— start Given records —
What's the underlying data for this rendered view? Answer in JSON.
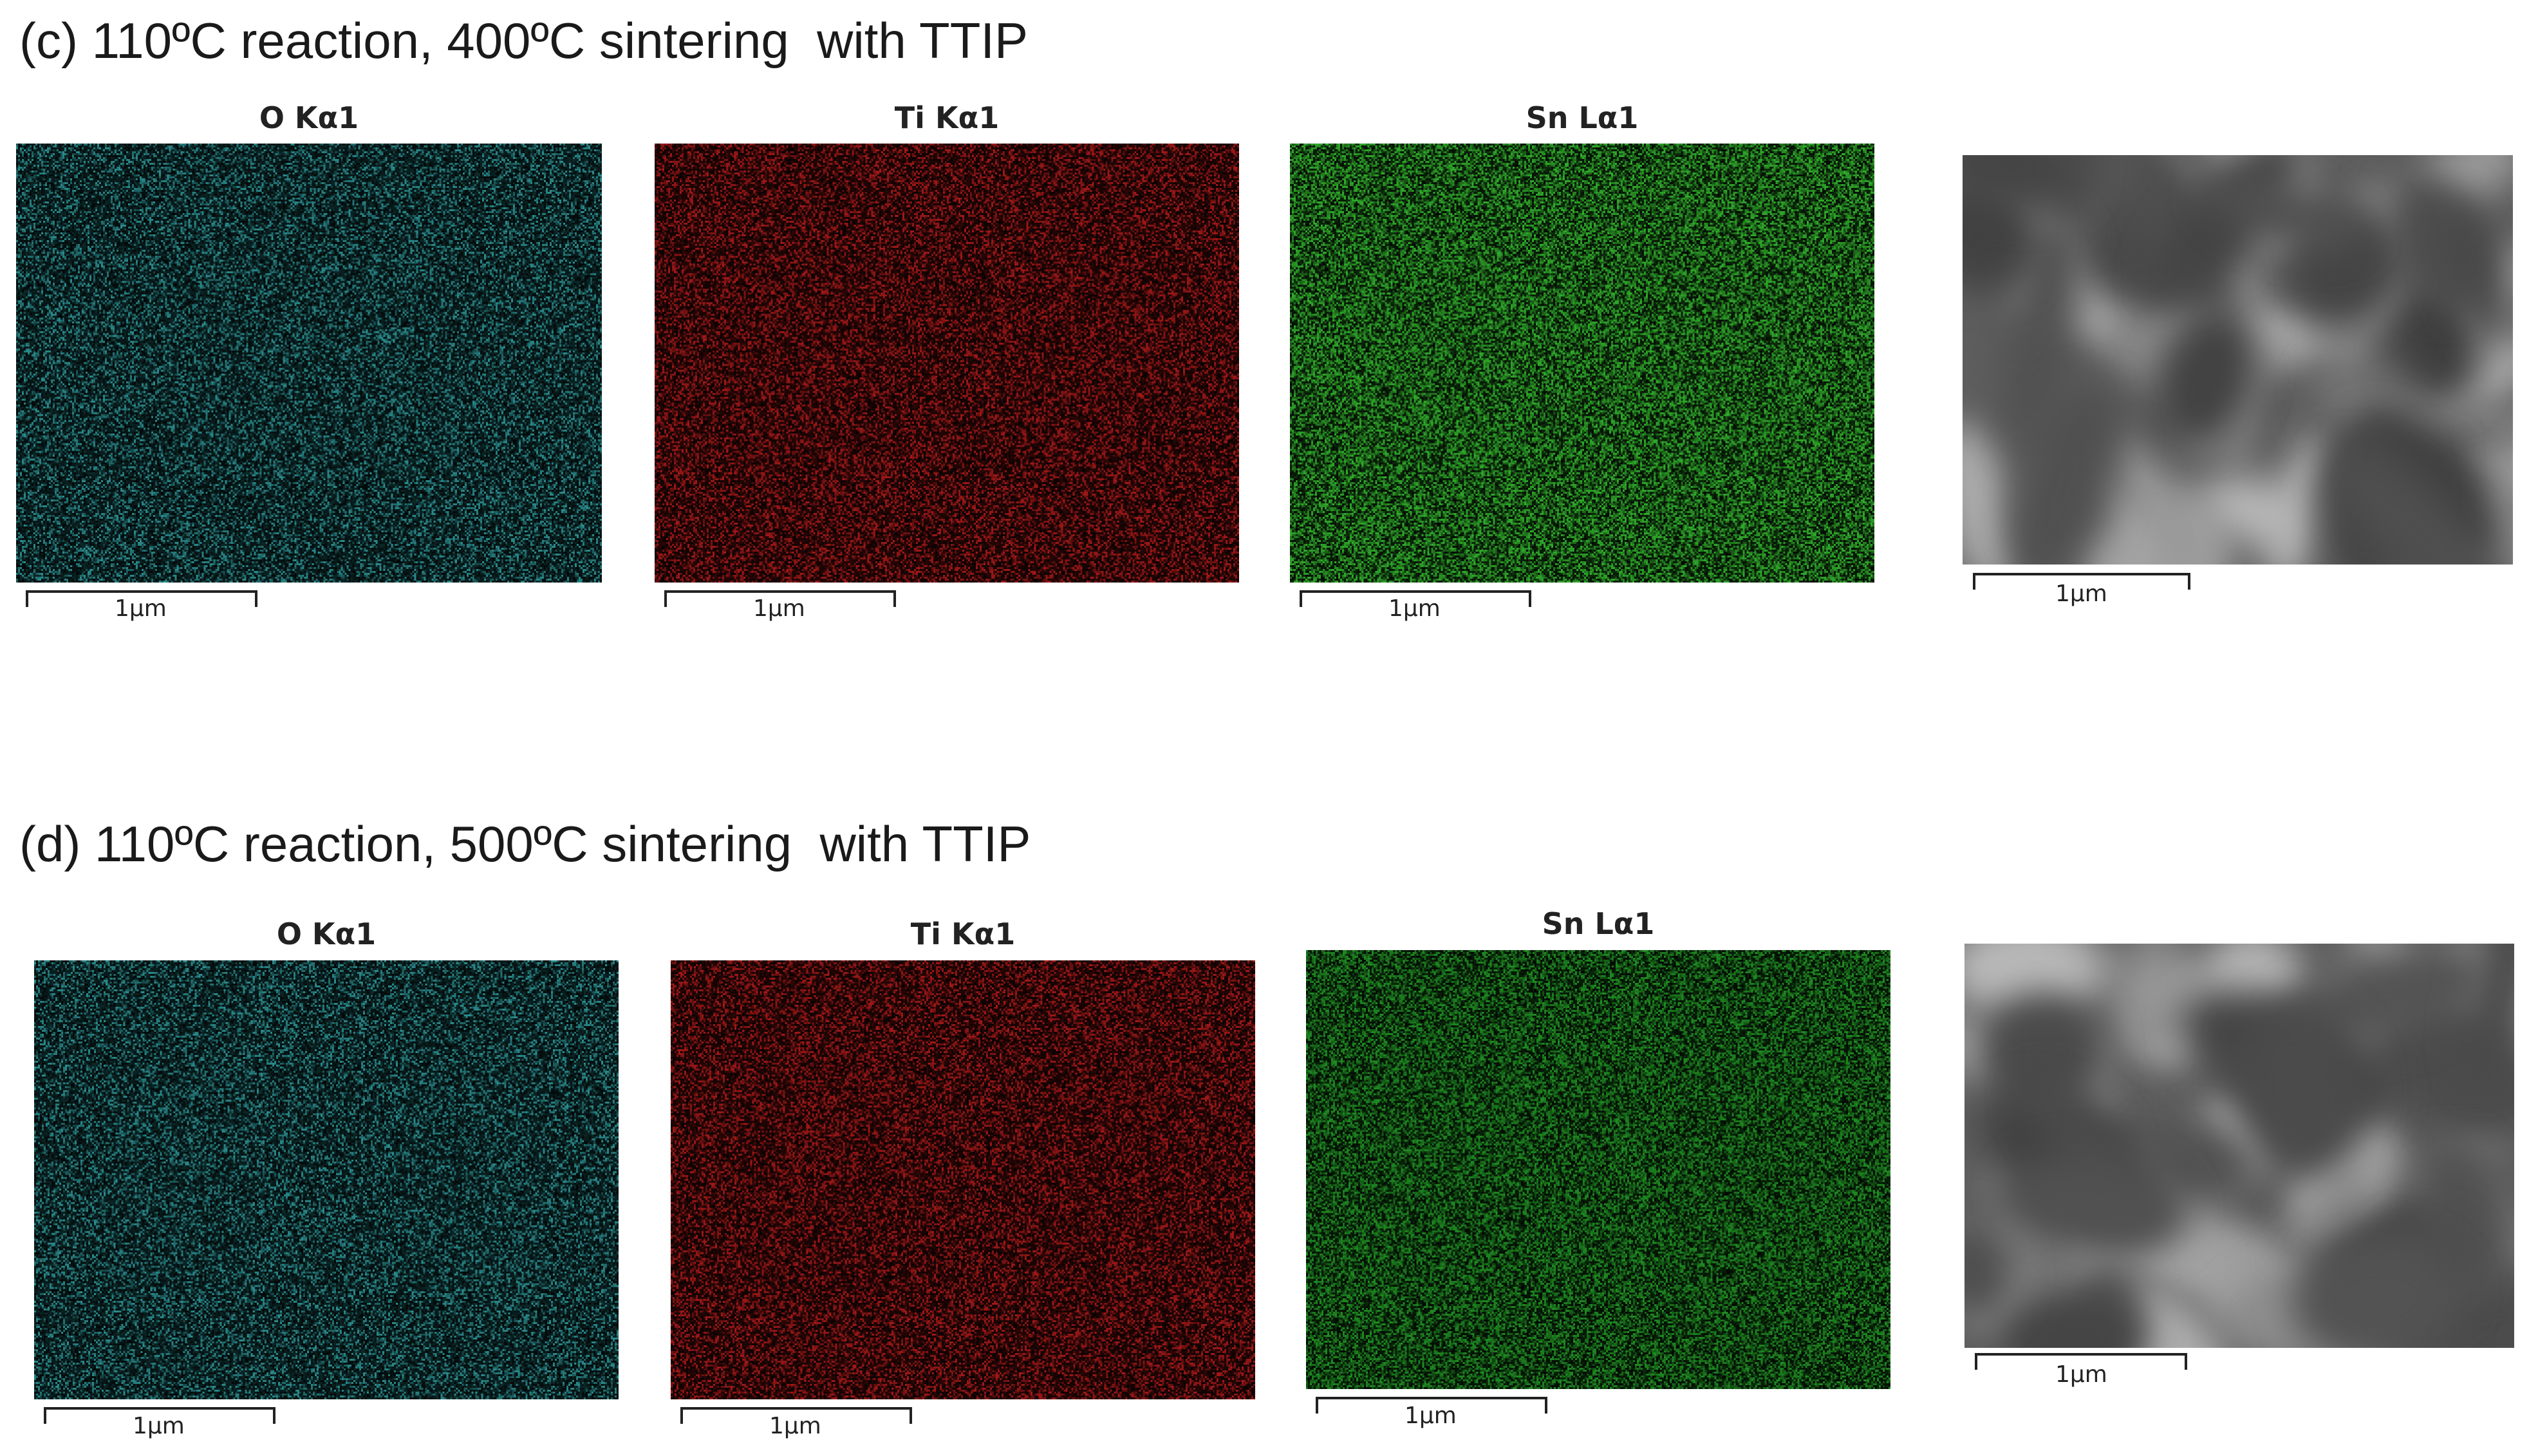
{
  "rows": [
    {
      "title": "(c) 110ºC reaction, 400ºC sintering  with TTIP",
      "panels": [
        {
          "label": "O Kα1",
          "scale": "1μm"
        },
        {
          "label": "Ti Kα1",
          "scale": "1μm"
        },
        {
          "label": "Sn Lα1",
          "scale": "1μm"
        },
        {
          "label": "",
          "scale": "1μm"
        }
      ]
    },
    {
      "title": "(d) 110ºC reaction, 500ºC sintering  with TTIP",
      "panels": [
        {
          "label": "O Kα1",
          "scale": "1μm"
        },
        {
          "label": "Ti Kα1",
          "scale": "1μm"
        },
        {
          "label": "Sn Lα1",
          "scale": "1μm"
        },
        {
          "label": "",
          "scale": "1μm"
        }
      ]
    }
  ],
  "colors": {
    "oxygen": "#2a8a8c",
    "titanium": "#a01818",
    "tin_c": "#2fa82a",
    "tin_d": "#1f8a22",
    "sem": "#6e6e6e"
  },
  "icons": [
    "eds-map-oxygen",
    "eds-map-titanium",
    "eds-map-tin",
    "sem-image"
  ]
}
— end Given records —
Written instruction:
Repeat the material above in full and exactly, apart from the pictures.

Result of this task:
What's the underlying data for this rendered view? Answer in JSON.
{
  "rows": [
    {
      "title": "(c) 110ºC reaction, 400ºC sintering  with TTIP",
      "panels": [
        {
          "label": "O Kα1",
          "scale": "1μm"
        },
        {
          "label": "Ti Kα1",
          "scale": "1μm"
        },
        {
          "label": "Sn Lα1",
          "scale": "1μm"
        },
        {
          "label": "",
          "scale": "1μm"
        }
      ]
    },
    {
      "title": "(d) 110ºC reaction, 500ºC sintering  with TTIP",
      "panels": [
        {
          "label": "O Kα1",
          "scale": "1μm"
        },
        {
          "label": "Ti Kα1",
          "scale": "1μm"
        },
        {
          "label": "Sn Lα1",
          "scale": "1μm"
        },
        {
          "label": "",
          "scale": "1μm"
        }
      ]
    }
  ],
  "colors": {
    "oxygen": "#2a8a8c",
    "titanium": "#a01818",
    "tin_c": "#2fa82a",
    "tin_d": "#1f8a22",
    "sem": "#6e6e6e"
  },
  "icons": [
    "eds-map-oxygen",
    "eds-map-titanium",
    "eds-map-tin",
    "sem-image"
  ]
}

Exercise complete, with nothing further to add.